**Exercise directions:** Retype every entry in its entirety, without alteration.

**Records for processing:**
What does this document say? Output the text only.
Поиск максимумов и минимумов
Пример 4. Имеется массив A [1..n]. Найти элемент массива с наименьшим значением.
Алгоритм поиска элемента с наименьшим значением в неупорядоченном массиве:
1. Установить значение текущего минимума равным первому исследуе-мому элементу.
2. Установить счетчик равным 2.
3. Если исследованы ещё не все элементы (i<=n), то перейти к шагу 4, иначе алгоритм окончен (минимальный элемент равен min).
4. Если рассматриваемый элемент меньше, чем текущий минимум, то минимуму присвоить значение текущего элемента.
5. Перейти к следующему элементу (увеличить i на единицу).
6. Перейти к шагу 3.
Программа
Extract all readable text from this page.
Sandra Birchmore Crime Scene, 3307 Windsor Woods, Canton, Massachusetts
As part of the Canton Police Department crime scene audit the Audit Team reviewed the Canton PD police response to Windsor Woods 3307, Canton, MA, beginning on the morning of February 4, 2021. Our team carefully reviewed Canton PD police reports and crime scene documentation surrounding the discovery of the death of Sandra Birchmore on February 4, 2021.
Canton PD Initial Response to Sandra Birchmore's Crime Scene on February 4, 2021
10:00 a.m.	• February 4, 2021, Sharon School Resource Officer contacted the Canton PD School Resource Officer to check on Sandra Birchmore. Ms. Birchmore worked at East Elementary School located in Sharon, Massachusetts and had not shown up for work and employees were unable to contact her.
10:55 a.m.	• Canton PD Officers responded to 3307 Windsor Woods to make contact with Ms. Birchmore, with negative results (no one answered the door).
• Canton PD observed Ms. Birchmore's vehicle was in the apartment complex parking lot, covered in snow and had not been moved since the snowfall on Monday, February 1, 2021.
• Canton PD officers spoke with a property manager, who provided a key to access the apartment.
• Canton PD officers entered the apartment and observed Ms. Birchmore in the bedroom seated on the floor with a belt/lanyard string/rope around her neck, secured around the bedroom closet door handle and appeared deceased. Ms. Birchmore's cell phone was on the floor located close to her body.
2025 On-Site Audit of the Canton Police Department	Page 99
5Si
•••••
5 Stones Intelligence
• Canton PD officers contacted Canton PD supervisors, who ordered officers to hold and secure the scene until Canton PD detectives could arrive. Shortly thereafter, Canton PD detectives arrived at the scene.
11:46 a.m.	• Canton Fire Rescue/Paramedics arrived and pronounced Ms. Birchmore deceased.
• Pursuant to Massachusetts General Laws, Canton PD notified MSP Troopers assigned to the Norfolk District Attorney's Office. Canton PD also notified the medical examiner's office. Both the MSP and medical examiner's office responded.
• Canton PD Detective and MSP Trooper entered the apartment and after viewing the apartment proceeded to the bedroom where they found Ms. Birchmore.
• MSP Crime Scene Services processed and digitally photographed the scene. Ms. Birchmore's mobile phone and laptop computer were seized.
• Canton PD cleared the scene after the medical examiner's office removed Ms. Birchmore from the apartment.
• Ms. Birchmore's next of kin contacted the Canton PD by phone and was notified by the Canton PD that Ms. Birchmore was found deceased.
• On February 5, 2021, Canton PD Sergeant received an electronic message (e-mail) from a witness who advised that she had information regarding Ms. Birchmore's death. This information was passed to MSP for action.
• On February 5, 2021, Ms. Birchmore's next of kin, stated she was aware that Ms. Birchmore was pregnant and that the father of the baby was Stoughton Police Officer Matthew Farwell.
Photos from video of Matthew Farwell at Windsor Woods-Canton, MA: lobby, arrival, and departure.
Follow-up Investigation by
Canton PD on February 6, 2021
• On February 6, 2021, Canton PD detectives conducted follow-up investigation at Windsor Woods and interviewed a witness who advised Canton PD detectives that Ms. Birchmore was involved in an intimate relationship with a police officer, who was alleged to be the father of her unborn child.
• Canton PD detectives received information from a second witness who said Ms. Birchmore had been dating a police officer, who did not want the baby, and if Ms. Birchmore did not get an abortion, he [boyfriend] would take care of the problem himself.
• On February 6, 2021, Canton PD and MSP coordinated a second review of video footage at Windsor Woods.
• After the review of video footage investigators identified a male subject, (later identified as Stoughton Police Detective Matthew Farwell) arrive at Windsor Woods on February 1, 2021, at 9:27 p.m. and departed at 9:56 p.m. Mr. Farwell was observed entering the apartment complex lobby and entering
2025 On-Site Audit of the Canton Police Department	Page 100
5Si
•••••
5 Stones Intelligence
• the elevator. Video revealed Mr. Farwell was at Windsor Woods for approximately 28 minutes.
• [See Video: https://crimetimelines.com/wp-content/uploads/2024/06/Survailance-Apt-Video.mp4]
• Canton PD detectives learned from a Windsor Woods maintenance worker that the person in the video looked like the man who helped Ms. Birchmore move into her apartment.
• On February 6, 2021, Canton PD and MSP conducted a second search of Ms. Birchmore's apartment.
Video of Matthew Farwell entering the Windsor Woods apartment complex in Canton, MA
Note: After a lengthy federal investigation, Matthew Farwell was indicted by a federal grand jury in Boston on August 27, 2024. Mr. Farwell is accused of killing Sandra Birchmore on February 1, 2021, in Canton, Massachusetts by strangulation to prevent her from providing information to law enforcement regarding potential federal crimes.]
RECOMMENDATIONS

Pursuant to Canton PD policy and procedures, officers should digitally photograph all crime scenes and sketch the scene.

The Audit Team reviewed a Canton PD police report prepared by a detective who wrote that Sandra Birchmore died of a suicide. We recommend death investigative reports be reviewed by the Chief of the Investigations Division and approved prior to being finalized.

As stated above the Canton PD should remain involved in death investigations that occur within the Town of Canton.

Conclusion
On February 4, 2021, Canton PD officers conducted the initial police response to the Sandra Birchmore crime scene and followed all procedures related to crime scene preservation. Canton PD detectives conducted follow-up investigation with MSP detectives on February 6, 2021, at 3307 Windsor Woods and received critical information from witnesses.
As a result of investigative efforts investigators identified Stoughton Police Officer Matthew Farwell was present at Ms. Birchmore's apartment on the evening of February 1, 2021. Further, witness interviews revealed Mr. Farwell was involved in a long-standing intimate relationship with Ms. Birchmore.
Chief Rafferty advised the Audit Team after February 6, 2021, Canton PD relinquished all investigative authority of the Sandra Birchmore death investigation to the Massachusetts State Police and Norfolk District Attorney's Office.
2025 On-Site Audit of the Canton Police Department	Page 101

**Result of the task:**
What does this document say? Output the text only.
Поиск максимумов и минимумов
Пример 4. Имеется массив A [1..n]. Найти элемент массива с наименьшим значением.
Алгоритм поиска элемента с наименьшим значением в неупорядоченном массиве:
1. Установить значение текущего минимума равным первому исследуе-мому элементу.
2. Установить счетчик равным 2.
3. Если исследованы ещё не все элементы (i<=n), то перейти к шагу 4, иначе алгоритм окончен (минимальный элемент равен min).
4. Если рассматриваемый элемент меньше, чем текущий минимум, то минимуму присвоить значение текущего элемента.
5. Перейти к следующему элементу (увеличить i на единицу).
6. Перейти к шагу 3.
Программа
Extract all readable text from this page.
Sandra Birchmore Crime Scene, 3307 Windsor Woods, Canton, Massachusetts
As part of the Canton Police Department crime scene audit the Audit Team reviewed the Canton PD police response to Windsor Woods 3307, Canton, MA, beginning on the morning of February 4, 2021. Our team carefully reviewed Canton PD police reports and crime scene documentation surrounding the discovery of the death of Sandra Birchmore on February 4, 2021.
Canton PD Initial Response to Sandra Birchmore's Crime Scene on February 4, 2021
10:00 a.m.	• February 4, 2021, Sharon School Resource Officer contacted the Canton PD School Resource Officer to check on Sandra Birchmore. Ms. Birchmore worked at East Elementary School located in Sharon, Massachusetts and had not shown up for work and employees were unable to contact her.
10:55 a.m.	• Canton PD Officers responded to 3307 Windsor Woods to make contact with Ms. Birchmore, with negative results (no one answered the door).
• Canton PD observed Ms. Birchmore's vehicle was in the apartment complex parking lot, covered in snow and had not been moved since the snowfall on Monday, February 1, 2021.
• Canton PD officers spoke with a property manager, who provided a key to access the apartment.
• Canton PD officers entered the apartment and observed Ms. Birchmore in the bedroom seated on the floor with a belt/lanyard string/rope around her neck, secured around the bedroom closet door handle and appeared deceased. Ms. Birchmore's cell phone was on the floor located close to her body.
2025 On-Site Audit of the Canton Police Department	Page 99
5Si
•••••
5 Stones Intelligence
• Canton PD officers contacted Canton PD supervisors, who ordered officers to hold and secure the scene until Canton PD detectives could arrive. Shortly thereafter, Canton PD detectives arrived at the scene.
11:46 a.m.	• Canton Fire Rescue/Paramedics arrived and pronounced Ms. Birchmore deceased.
• Pursuant to Massachusetts General Laws, Canton PD notified MSP Troopers assigned to the Norfolk District Attorney's Office. Canton PD also notified the medical examiner's office. Both the MSP and medical examiner's office responded.
• Canton PD Detective and MSP Trooper entered the apartment and after viewing the apartment proceeded to the bedroom where they found Ms. Birchmore.
• MSP Crime Scene Services processed and digitally photographed the scene. Ms. Birchmore's mobile phone and laptop computer were seized.
• Canton PD cleared the scene after the medical examiner's office removed Ms. Birchmore from the apartment.
• Ms. Birchmore's next of kin contacted the Canton PD by phone and was notified by the Canton PD that Ms. Birchmore was found deceased.
• On February 5, 2021, Canton PD Sergeant received an electronic message (e-mail) from a witness who advised that she had information regarding Ms. Birchmore's death. This information was passed to MSP for action.
• On February 5, 2021, Ms. Birchmore's next of kin, stated she was aware that Ms. Birchmore was pregnant and that the father of the baby was Stoughton Police Officer Matthew Farwell.
Photos from video of Matthew Farwell at Windsor Woods-Canton, MA: lobby, arrival, and departure.
Follow-up Investigation by
Canton PD on February 6, 2021
• On February 6, 2021, Canton PD detectives conducted follow-up investigation at Windsor Woods and interviewed a witness who advised Canton PD detectives that Ms. Birchmore was involved in an intimate relationship with a police officer, who was alleged to be the father of her unborn child.
• Canton PD detectives received information from a second witness who said Ms. Birchmore had been dating a police officer, who did not want the baby, and if Ms. Birchmore did not get an abortion, he [boyfriend] would take care of the problem himself.
• On February 6, 2021, Canton PD and MSP coordinated a second review of video footage at Windsor Woods.
• After the review of video footage investigators identified a male subject, (later identified as Stoughton Police Detective Matthew Farwell) arrive at Windsor Woods on February 1, 2021, at 9:27 p.m. and departed at 9:56 p.m. Mr. Farwell was observed entering the apartment complex lobby and entering
2025 On-Site Audit of the Canton Police Department	Page 100
5Si
•••••
5 Stones Intelligence
• the elevator. Video revealed Mr. Farwell was at Windsor Woods for approximately 28 minutes.
• [See Video: https://crimetimelines.com/wp-content/uploads/2024/06/Survailance-Apt-Video.mp4]
• Canton PD detectives learned from a Windsor Woods maintenance worker that the person in the video looked like the man who helped Ms. Birchmore move into her apartment.
• On February 6, 2021, Canton PD and MSP conducted a second search of Ms. Birchmore's apartment.
Video of Matthew Farwell entering the Windsor Woods apartment complex in Canton, MA
Note: After a lengthy federal investigation, Matthew Farwell was indicted by a federal grand jury in Boston on August 27, 2024. Mr. Farwell is accused of killing Sandra Birchmore on February 1, 2021, in Canton, Massachusetts by strangulation to prevent her from providing information to law enforcement regarding potential federal crimes.]
RECOMMENDATIONS

Pursuant to Canton PD policy and procedures, officers should digitally photograph all crime scenes and sketch the scene.

The Audit Team reviewed a Canton PD police report prepared by a detective who wrote that Sandra Birchmore died of a suicide. We recommend death investigative reports be reviewed by the Chief of the Investigations Division and approved prior to being finalized.

As stated above the Canton PD should remain involved in death investigations that occur within the Town of Canton.

Conclusion
On February 4, 2021, Canton PD officers conducted the initial police response to the Sandra Birchmore crime scene and followed all procedures related to crime scene preservation. Canton PD detectives conducted follow-up investigation with MSP detectives on February 6, 2021, at 3307 Windsor Woods and received critical information from witnesses.
As a result of investigative efforts investigators identified Stoughton Police Officer Matthew Farwell was present at Ms. Birchmore's apartment on the evening of February 1, 2021. Further, witness interviews revealed Mr. Farwell was involved in a long-standing intimate relationship with Ms. Birchmore.
Chief Rafferty advised the Audit Team after February 6, 2021, Canton PD relinquished all investigative authority of the Sandra Birchmore death investigation to the Massachusetts State Police and Norfolk District Attorney's Office.
2025 On-Site Audit of the Canton Police Department	Page 101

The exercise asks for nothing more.